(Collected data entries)
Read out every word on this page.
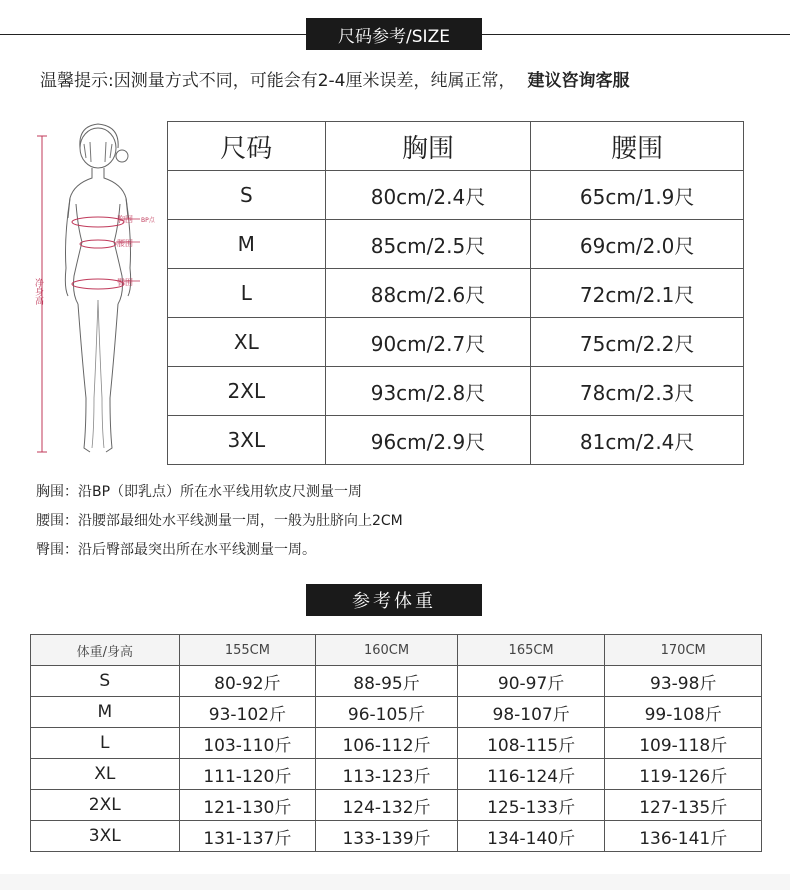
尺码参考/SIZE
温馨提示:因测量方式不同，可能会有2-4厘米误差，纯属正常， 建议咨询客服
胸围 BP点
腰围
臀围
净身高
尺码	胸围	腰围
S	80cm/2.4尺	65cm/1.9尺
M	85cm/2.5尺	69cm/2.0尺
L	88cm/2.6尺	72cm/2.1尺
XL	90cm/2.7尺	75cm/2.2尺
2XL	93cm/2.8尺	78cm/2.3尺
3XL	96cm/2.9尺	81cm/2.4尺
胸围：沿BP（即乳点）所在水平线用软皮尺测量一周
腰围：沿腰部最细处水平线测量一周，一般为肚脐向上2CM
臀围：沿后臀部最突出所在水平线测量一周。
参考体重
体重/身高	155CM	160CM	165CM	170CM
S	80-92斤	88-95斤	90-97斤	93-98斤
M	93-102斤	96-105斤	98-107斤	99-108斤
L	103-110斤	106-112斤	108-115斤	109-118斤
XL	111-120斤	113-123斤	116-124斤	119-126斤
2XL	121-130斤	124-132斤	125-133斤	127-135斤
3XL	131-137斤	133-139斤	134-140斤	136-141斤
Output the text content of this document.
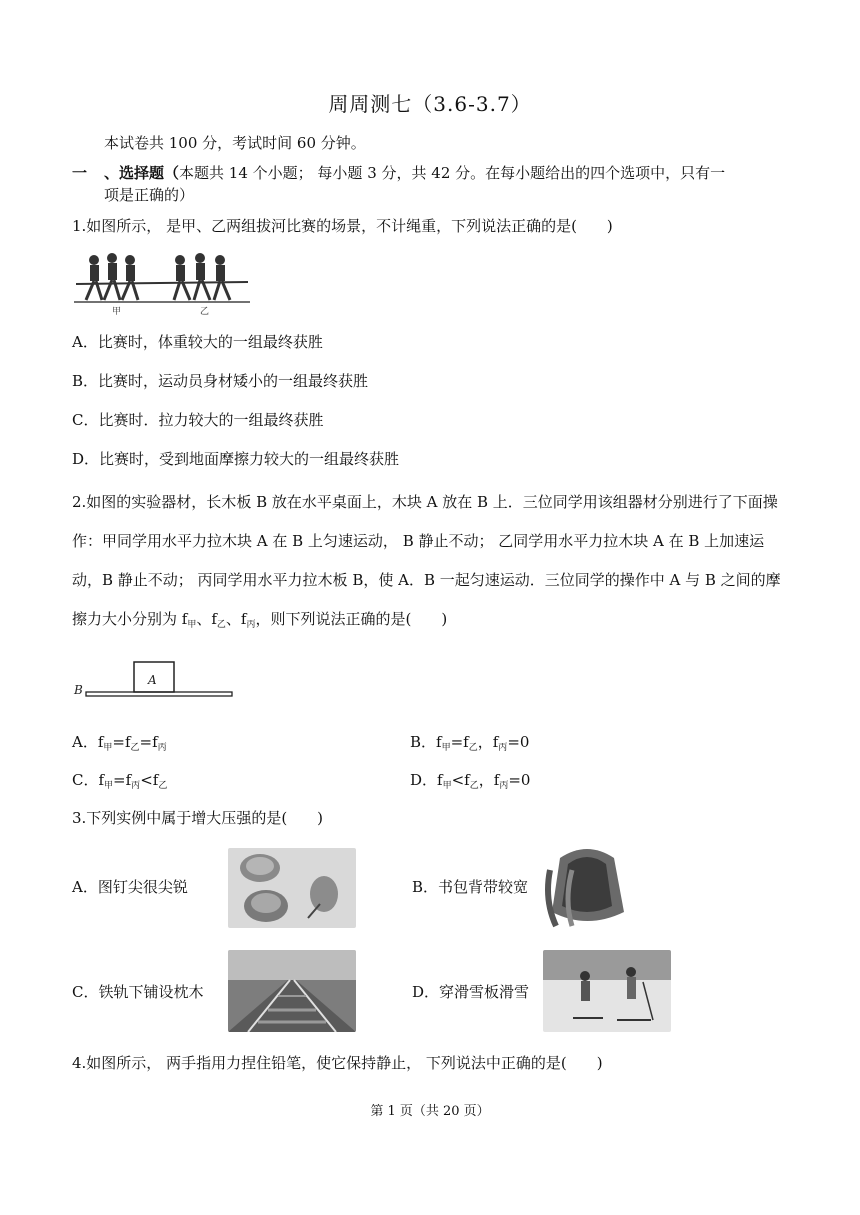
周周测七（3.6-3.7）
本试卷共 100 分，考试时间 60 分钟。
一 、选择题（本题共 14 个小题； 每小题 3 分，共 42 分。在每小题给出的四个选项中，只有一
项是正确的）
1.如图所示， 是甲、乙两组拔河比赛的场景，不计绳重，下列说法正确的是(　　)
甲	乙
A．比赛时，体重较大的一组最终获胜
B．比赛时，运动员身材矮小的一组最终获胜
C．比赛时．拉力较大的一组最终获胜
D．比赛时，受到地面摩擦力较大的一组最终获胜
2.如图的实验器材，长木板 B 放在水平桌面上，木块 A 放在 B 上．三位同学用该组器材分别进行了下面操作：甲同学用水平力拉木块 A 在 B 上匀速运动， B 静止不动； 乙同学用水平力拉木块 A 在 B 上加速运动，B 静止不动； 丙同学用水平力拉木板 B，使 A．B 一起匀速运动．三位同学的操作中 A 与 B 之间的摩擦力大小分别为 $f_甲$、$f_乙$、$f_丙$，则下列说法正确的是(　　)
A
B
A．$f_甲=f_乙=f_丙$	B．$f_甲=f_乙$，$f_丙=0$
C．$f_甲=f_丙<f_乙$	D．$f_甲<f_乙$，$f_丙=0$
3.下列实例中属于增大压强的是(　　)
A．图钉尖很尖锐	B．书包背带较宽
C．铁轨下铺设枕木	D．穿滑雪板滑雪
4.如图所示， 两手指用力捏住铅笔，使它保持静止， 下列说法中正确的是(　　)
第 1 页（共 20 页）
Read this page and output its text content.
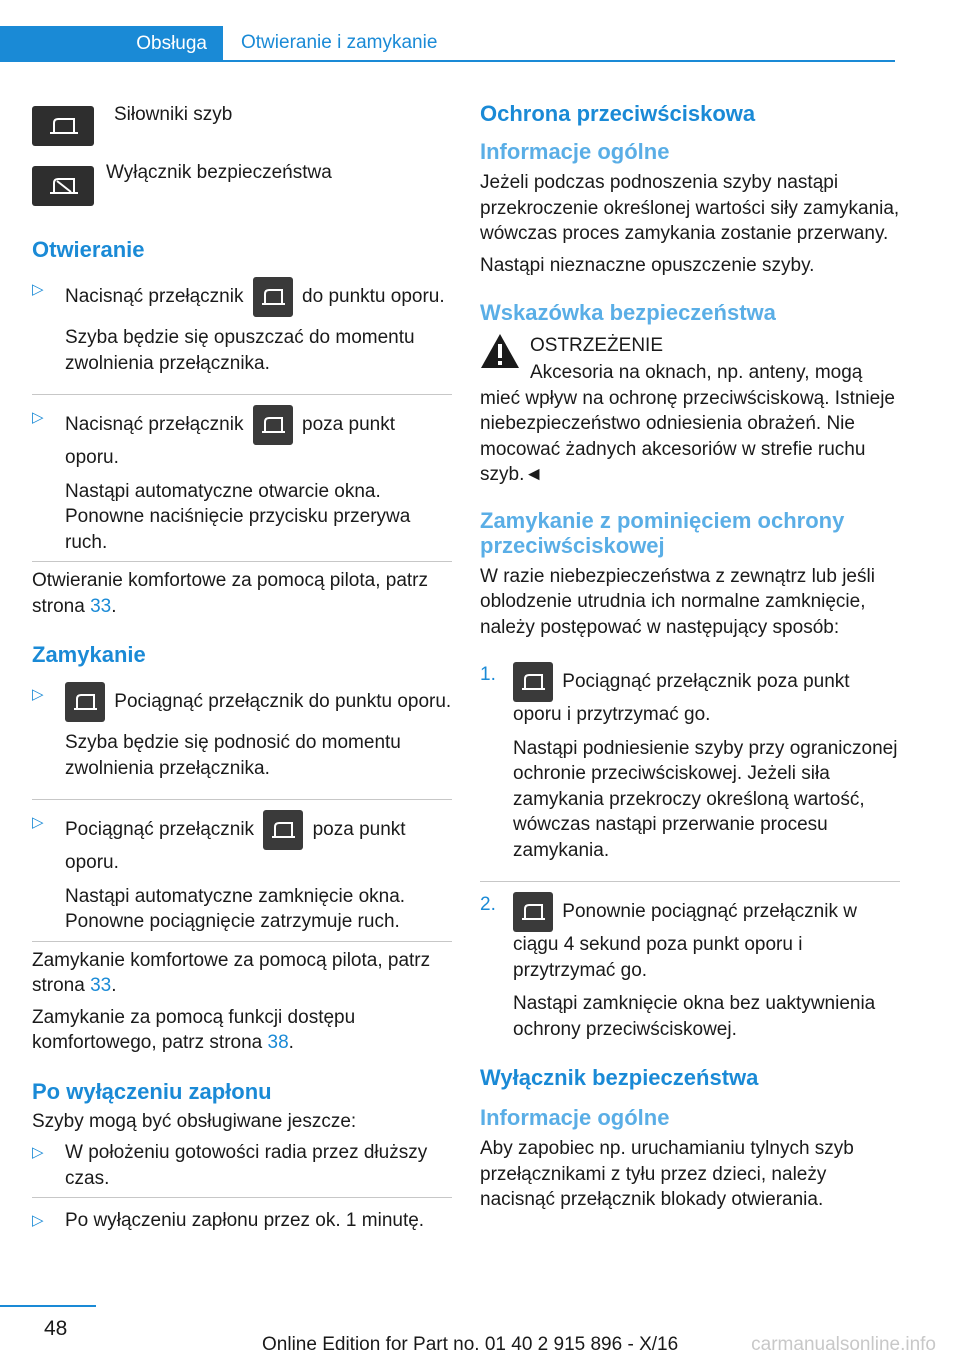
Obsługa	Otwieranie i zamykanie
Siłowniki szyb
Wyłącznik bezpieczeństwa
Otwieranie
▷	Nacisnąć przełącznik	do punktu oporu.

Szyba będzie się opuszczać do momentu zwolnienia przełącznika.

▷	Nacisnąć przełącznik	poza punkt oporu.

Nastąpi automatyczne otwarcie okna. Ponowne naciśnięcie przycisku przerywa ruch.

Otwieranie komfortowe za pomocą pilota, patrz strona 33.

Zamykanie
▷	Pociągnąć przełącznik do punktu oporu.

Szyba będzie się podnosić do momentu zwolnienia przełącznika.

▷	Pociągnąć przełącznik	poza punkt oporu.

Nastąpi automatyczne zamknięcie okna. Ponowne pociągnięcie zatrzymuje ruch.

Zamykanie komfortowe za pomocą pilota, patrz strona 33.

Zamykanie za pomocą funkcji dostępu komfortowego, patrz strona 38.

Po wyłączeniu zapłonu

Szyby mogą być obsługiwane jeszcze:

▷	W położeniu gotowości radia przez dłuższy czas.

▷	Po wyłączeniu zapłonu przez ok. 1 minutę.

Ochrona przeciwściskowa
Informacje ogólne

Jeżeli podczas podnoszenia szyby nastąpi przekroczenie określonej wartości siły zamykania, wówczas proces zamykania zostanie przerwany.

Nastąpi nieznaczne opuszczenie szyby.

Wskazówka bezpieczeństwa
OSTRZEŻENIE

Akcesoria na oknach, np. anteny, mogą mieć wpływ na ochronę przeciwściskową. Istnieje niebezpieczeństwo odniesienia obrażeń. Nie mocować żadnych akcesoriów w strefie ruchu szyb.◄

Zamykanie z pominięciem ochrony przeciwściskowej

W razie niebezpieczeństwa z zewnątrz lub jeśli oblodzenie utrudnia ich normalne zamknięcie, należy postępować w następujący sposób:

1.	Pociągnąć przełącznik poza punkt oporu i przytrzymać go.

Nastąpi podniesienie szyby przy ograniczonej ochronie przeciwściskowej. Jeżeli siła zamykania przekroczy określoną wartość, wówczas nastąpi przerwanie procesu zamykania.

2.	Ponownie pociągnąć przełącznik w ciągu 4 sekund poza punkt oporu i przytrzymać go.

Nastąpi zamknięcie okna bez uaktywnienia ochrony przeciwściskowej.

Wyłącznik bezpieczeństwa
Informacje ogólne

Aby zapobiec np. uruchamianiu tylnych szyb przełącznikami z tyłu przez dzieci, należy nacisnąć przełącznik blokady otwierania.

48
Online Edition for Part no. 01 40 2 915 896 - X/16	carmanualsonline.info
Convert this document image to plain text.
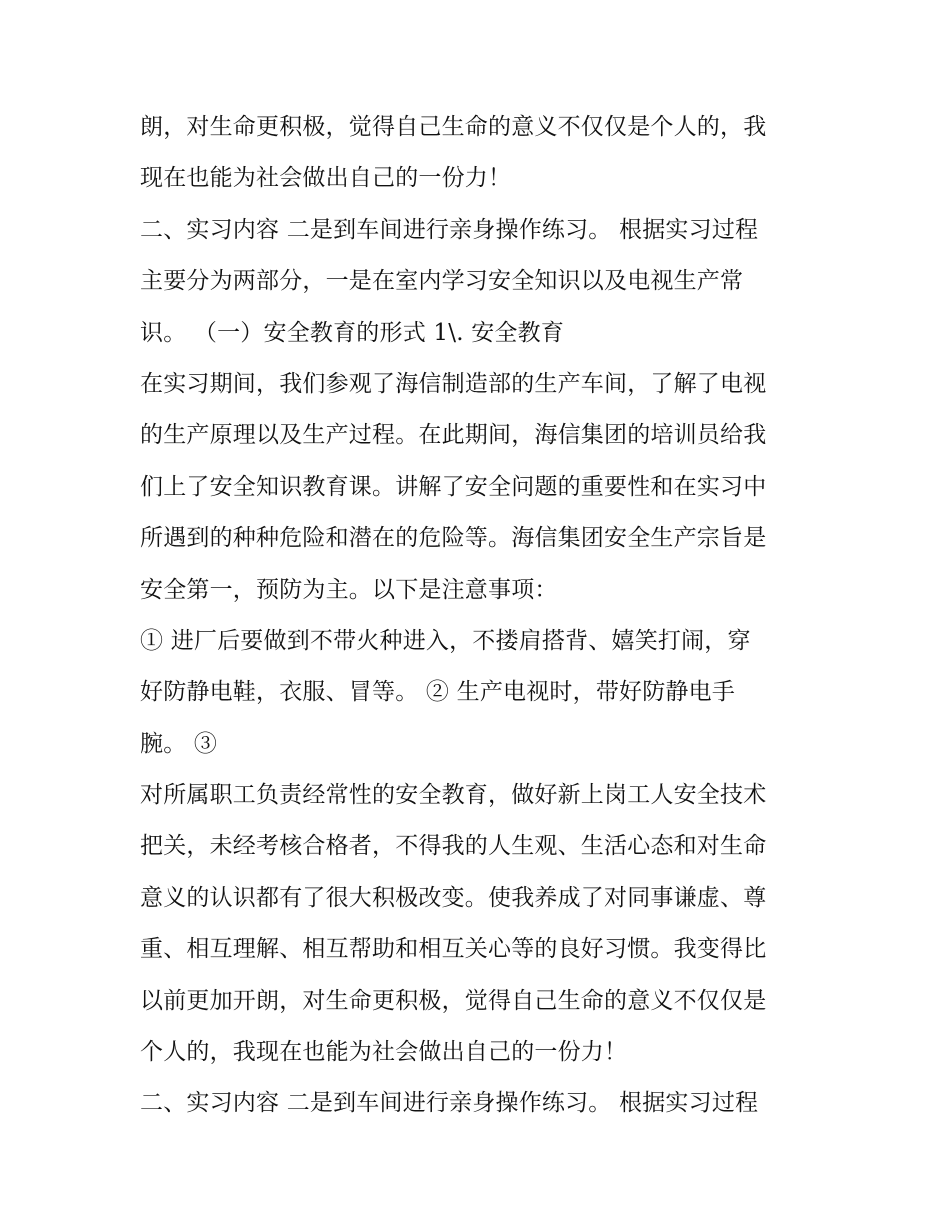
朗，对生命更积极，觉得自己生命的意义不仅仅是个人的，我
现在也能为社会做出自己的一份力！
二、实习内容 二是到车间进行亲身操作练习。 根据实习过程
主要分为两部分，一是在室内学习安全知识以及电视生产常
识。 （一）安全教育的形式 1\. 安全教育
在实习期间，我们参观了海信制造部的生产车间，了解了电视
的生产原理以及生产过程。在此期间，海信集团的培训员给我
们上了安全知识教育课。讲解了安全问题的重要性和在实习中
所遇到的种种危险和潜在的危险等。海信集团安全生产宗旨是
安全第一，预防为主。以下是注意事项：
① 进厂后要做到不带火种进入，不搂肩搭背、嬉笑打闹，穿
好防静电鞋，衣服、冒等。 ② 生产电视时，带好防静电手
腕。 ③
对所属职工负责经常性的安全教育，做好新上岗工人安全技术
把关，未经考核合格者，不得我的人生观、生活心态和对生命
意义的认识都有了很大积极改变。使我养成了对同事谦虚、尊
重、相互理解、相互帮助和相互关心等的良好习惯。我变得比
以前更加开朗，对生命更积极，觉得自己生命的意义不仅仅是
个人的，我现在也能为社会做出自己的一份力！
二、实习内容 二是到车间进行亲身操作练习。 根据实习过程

- _Set exercise_: Quote the records in full and exactly; skip any image.

- _Result of the task_:
Read out every word on this page.
尺码参考/SIZE
温馨提示:因测量方式不同，可能会有2-4厘米误差，纯属正常， 建议咨询客服
胸围 BP点
腰围
臀围
净身高
尺码	胸围	腰围
S	80cm/2.4尺	65cm/1.9尺
M	85cm/2.5尺	69cm/2.0尺
L	88cm/2.6尺	72cm/2.1尺
XL	90cm/2.7尺	75cm/2.2尺
2XL	93cm/2.8尺	78cm/2.3尺
3XL	96cm/2.9尺	81cm/2.4尺
胸围：沿BP（即乳点）所在水平线用软皮尺测量一周
腰围：沿腰部最细处水平线测量一周，一般为肚脐向上2CM
臀围：沿后臀部最突出所在水平线测量一周。
参考体重
体重/身高	155CM	160CM	165CM	170CM
S	80-92斤	88-95斤	90-97斤	93-98斤
M	93-102斤	96-105斤	98-107斤	99-108斤
L	103-110斤	106-112斤	108-115斤	109-118斤
XL	111-120斤	113-123斤	116-124斤	119-126斤
2XL	121-130斤	124-132斤	125-133斤	127-135斤
3XL	131-137斤	133-139斤	134-140斤	136-141斤
Output the text content of this document.
周周测七（3.6-3.7）
本试卷共 100 分，考试时间 60 分钟。
一 、选择题（本题共 14 个小题； 每小题 3 分，共 42 分。在每小题给出的四个选项中，只有一
项是正确的）
1.如图所示， 是甲、乙两组拔河比赛的场景，不计绳重，下列说法正确的是(　　)
甲	乙
A．比赛时，体重较大的一组最终获胜
B．比赛时，运动员身材矮小的一组最终获胜
C．比赛时．拉力较大的一组最终获胜
D．比赛时，受到地面摩擦力较大的一组最终获胜
2.如图的实验器材，长木板 B 放在水平桌面上，木块 A 放在 B 上．三位同学用该组器材分别进行了下面操作：甲同学用水平力拉木块 A 在 B 上匀速运动， B 静止不动； 乙同学用水平力拉木块 A 在 B 上加速运动，B 静止不动； 丙同学用水平力拉木板 B，使 A．B 一起匀速运动．三位同学的操作中 A 与 B 之间的摩擦力大小分别为 $f_甲$、$f_乙$、$f_丙$，则下列说法正确的是(　　)
A
B
A．$f_甲=f_乙=f_丙$	B．$f_甲=f_乙$，$f_丙=0$
C．$f_甲=f_丙<f_乙$	D．$f_甲<f_乙$，$f_丙=0$
3.下列实例中属于增大压强的是(　　)
A．图钉尖很尖锐	B．书包背带较宽
C．铁轨下铺设枕木	D．穿滑雪板滑雪
4.如图所示， 两手指用力捏住铅笔，使它保持静止， 下列说法中正确的是(　　)
第 1 页（共 20 页）
Read this page and output its text content.
Obsługa	Otwieranie i zamykanie
Siłowniki szyb
Wyłącznik bezpieczeństwa
Otwieranie
▷	Nacisnąć przełącznik	do punktu oporu.

Szyba będzie się opuszczać do momentu zwolnienia przełącznika.

▷	Nacisnąć przełącznik	poza punkt oporu.

Nastąpi automatyczne otwarcie okna. Ponowne naciśnięcie przycisku przerywa ruch.

Otwieranie komfortowe za pomocą pilota, patrz strona 33.

Zamykanie
▷	Pociągnąć przełącznik do punktu oporu.

Szyba będzie się podnosić do momentu zwolnienia przełącznika.

▷	Pociągnąć przełącznik	poza punkt oporu.

Nastąpi automatyczne zamknięcie okna. Ponowne pociągnięcie zatrzymuje ruch.

Zamykanie komfortowe za pomocą pilota, patrz strona 33.

Zamykanie za pomocą funkcji dostępu komfortowego, patrz strona 38.

Po wyłączeniu zapłonu

Szyby mogą być obsługiwane jeszcze:

▷	W położeniu gotowości radia przez dłuższy czas.

▷	Po wyłączeniu zapłonu przez ok. 1 minutę.

Ochrona przeciwściskowa
Informacje ogólne

Jeżeli podczas podnoszenia szyby nastąpi przekroczenie określonej wartości siły zamykania, wówczas proces zamykania zostanie przerwany.

Nastąpi nieznaczne opuszczenie szyby.

Wskazówka bezpieczeństwa
OSTRZEŻENIE

Akcesoria na oknach, np. anteny, mogą mieć wpływ na ochronę przeciwściskową. Istnieje niebezpieczeństwo odniesienia obrażeń. Nie mocować żadnych akcesoriów w strefie ruchu szyb.◄

Zamykanie z pominięciem ochrony przeciwściskowej

W razie niebezpieczeństwa z zewnątrz lub jeśli oblodzenie utrudnia ich normalne zamknięcie, należy postępować w następujący sposób:

1.	Pociągnąć przełącznik poza punkt oporu i przytrzymać go.

Nastąpi podniesienie szyby przy ograniczonej ochronie przeciwściskowej. Jeżeli siła zamykania przekroczy określoną wartość, wówczas nastąpi przerwanie procesu zamykania.

2.	Ponownie pociągnąć przełącznik w ciągu 4 sekund poza punkt oporu i przytrzymać go.

Nastąpi zamknięcie okna bez uaktywnienia ochrony przeciwściskowej.

Wyłącznik bezpieczeństwa
Informacje ogólne

Aby zapobiec np. uruchamianiu tylnych szyb przełącznikami z tyłu przez dzieci, należy nacisnąć przełącznik blokady otwierania.

48
Online Edition for Part no. 01 40 2 915 896 - X/16	carmanualsonline.info
Convert this document image to plain text.
朗，对生命更积极，觉得自己生命的意义不仅仅是个人的，我
现在也能为社会做出自己的一份力！
二、实习内容 二是到车间进行亲身操作练习。 根据实习过程
主要分为两部分，一是在室内学习安全知识以及电视生产常
识。 （一）安全教育的形式 1\. 安全教育
在实习期间，我们参观了海信制造部的生产车间，了解了电视
的生产原理以及生产过程。在此期间，海信集团的培训员给我
们上了安全知识教育课。讲解了安全问题的重要性和在实习中
所遇到的种种危险和潜在的危险等。海信集团安全生产宗旨是
安全第一，预防为主。以下是注意事项：
① 进厂后要做到不带火种进入，不搂肩搭背、嬉笑打闹，穿
好防静电鞋，衣服、冒等。 ② 生产电视时，带好防静电手
腕。 ③
对所属职工负责经常性的安全教育，做好新上岗工人安全技术
把关，未经考核合格者，不得我的人生观、生活心态和对生命
意义的认识都有了很大积极改变。使我养成了对同事谦虚、尊
重、相互理解、相互帮助和相互关心等的良好习惯。我变得比
以前更加开朗，对生命更积极，觉得自己生命的意义不仅仅是
个人的，我现在也能为社会做出自己的一份力！
二、实习内容 二是到车间进行亲身操作练习。 根据实习过程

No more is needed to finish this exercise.